» EXERCISE REQUIREMENTS: Collect the lines of the entries where "true" shows up.

» MATERIAL:
···

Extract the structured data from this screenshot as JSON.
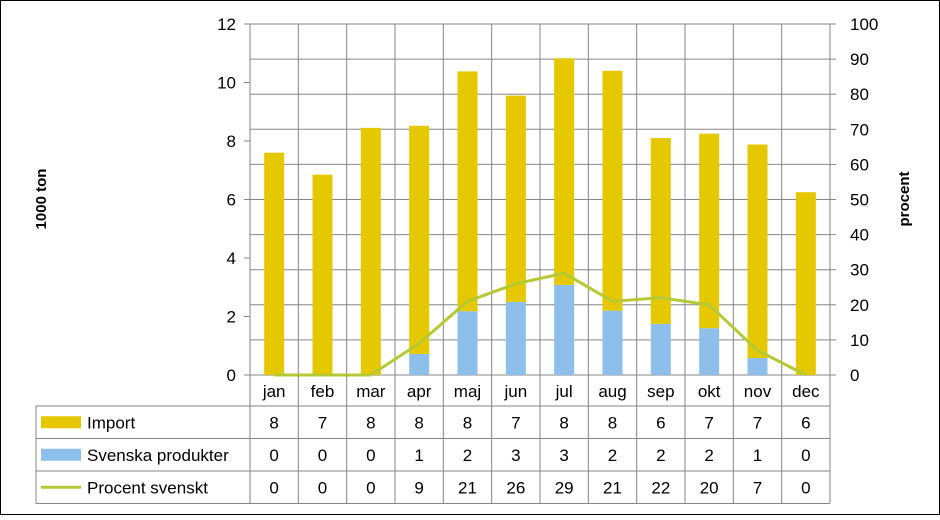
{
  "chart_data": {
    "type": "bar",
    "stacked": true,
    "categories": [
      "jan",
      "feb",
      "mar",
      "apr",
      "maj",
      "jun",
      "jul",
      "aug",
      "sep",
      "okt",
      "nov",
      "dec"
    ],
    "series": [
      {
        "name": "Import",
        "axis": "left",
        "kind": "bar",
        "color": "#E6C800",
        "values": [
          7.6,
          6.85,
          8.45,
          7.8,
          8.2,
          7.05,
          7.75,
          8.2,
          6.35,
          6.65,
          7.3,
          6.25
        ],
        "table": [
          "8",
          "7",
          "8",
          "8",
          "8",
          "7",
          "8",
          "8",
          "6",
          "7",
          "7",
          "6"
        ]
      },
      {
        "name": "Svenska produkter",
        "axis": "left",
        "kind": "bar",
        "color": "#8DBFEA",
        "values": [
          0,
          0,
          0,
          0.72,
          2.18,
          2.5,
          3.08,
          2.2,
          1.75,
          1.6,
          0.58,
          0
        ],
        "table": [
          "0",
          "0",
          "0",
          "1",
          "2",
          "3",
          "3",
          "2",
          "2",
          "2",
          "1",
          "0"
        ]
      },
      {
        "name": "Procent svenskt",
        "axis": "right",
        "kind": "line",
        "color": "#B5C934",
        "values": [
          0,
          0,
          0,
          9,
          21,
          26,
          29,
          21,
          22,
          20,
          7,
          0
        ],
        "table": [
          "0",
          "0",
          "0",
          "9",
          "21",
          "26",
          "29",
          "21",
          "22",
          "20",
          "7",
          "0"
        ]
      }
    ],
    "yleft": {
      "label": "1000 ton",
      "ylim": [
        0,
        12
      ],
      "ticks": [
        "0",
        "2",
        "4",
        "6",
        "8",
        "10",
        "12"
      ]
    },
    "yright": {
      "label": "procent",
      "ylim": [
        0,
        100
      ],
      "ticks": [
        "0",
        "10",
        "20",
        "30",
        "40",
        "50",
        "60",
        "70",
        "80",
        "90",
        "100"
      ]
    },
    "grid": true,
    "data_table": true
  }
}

···

» RESULT FOR THIS TASK:
    "stacked": true,
    "grid": true,
    "data_table": true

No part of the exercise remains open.